● WHAT IS BEING ASKED: Please state how many lines in the records contain the string "rozważam", with no words besides the number.

----- PROVIDED ENTRIES

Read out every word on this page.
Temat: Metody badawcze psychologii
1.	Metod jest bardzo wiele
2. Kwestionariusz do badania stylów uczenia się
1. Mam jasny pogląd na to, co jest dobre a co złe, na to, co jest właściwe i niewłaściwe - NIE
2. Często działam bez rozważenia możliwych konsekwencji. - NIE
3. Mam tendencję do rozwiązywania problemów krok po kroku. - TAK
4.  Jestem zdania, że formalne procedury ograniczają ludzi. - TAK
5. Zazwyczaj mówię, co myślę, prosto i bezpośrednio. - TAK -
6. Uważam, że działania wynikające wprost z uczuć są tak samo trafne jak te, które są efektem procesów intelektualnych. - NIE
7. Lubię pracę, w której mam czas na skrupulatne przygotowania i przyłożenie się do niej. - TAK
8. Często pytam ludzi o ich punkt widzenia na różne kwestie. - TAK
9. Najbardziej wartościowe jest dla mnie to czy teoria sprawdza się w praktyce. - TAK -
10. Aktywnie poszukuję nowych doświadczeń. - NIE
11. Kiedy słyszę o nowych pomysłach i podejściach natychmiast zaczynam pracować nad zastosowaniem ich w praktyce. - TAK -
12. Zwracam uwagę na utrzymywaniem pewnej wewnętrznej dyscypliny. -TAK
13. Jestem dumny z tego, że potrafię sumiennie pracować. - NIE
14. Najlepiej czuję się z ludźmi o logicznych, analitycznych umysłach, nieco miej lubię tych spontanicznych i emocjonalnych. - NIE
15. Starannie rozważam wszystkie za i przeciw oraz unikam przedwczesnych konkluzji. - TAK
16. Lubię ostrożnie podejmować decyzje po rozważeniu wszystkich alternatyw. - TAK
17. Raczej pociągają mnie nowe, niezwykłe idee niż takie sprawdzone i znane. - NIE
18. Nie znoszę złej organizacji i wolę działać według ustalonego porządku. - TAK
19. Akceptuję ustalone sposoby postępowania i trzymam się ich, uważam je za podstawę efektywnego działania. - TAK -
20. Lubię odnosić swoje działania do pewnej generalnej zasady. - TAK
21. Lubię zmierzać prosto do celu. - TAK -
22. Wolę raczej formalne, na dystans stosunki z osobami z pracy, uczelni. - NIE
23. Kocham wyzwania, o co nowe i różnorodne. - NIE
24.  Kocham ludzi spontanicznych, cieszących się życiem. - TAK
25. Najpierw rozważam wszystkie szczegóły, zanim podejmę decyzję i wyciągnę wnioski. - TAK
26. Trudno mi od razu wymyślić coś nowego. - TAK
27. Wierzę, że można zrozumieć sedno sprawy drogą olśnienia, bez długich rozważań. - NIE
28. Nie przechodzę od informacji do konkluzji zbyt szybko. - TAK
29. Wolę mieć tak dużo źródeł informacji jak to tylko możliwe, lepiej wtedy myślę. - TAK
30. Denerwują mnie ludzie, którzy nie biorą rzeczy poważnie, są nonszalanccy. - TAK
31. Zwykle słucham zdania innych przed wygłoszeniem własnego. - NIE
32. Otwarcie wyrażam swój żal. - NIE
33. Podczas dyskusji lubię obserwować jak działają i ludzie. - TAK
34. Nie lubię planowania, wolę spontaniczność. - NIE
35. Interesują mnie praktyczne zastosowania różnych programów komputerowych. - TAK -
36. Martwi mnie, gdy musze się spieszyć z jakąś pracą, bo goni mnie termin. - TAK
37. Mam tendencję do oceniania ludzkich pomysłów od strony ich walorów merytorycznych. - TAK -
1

----------

● RESPONSE FOR THIS EXERCISE: 2